**Directions for this task:**
Please output the records below in full, exactly as given, but without the images.

--- Begin ---

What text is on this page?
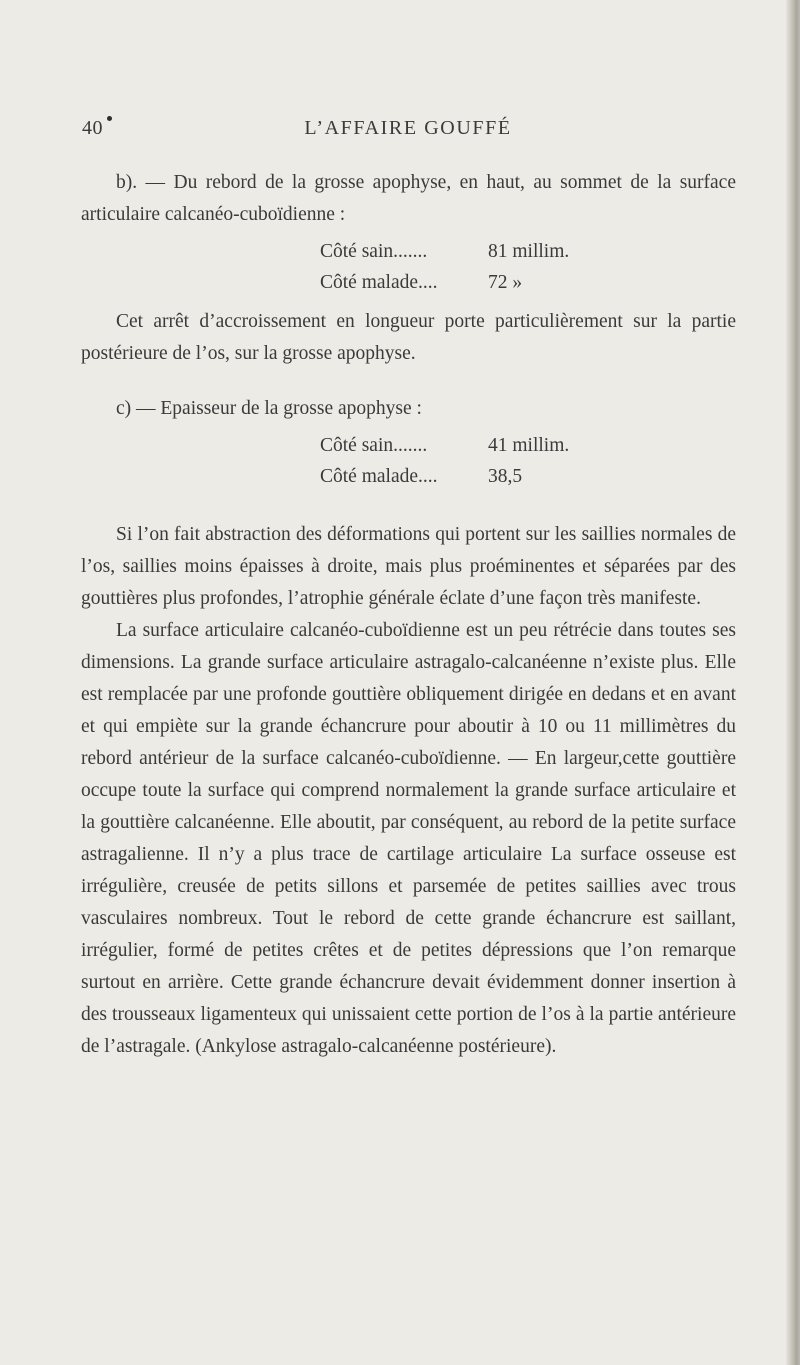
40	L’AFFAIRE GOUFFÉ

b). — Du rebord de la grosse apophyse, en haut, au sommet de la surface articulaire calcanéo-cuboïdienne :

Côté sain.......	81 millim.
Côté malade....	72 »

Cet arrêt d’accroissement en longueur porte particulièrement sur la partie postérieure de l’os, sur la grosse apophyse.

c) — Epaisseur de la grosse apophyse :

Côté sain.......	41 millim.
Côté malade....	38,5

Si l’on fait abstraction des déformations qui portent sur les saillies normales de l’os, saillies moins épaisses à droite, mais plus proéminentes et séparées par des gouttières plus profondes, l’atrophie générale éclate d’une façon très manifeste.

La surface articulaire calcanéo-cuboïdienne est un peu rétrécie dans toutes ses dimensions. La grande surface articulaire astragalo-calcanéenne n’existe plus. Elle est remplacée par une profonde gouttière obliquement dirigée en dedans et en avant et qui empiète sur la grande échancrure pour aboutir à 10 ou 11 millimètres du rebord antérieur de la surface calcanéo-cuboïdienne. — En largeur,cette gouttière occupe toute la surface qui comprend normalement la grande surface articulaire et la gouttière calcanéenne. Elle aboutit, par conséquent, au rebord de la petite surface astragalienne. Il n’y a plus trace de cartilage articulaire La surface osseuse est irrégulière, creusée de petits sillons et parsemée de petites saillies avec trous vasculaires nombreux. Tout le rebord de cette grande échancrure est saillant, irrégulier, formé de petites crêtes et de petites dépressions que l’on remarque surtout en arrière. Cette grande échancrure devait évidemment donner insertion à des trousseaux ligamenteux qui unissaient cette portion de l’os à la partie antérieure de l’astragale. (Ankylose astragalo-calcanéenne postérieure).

--- End ---

**Response to this task:**
What text is on this page?
40	L’AFFAIRE GOUFFÉ

b). — Du rebord de la grosse apophyse, en haut, au sommet de la surface articulaire calcanéo-cuboïdienne :

Côté sain.......	81 millim.
Côté malade....	72 »

Cet arrêt d’accroissement en longueur porte particulièrement sur la partie postérieure de l’os, sur la grosse apophyse.

c) — Epaisseur de la grosse apophyse :

Côté sain.......	41 millim.
Côté malade....	38,5

Si l’on fait abstraction des déformations qui portent sur les saillies normales de l’os, saillies moins épaisses à droite, mais plus proéminentes et séparées par des gouttières plus profondes, l’atrophie générale éclate d’une façon très manifeste.

La surface articulaire calcanéo-cuboïdienne est un peu rétrécie dans toutes ses dimensions. La grande surface articulaire astragalo-calcanéenne n’existe plus. Elle est remplacée par une profonde gouttière obliquement dirigée en dedans et en avant et qui empiète sur la grande échancrure pour aboutir à 10 ou 11 millimètres du rebord antérieur de la surface calcanéo-cuboïdienne. — En largeur,cette gouttière occupe toute la surface qui comprend normalement la grande surface articulaire et la gouttière calcanéenne. Elle aboutit, par conséquent, au rebord de la petite surface astragalienne. Il n’y a plus trace de cartilage articulaire La surface osseuse est irrégulière, creusée de petits sillons et parsemée de petites saillies avec trous vasculaires nombreux. Tout le rebord de cette grande échancrure est saillant, irrégulier, formé de petites crêtes et de petites dépressions que l’on remarque surtout en arrière. Cette grande échancrure devait évidemment donner insertion à des trousseaux ligamenteux qui unissaient cette portion de l’os à la partie antérieure de l’astragale. (Ankylose astragalo-calcanéenne postérieure).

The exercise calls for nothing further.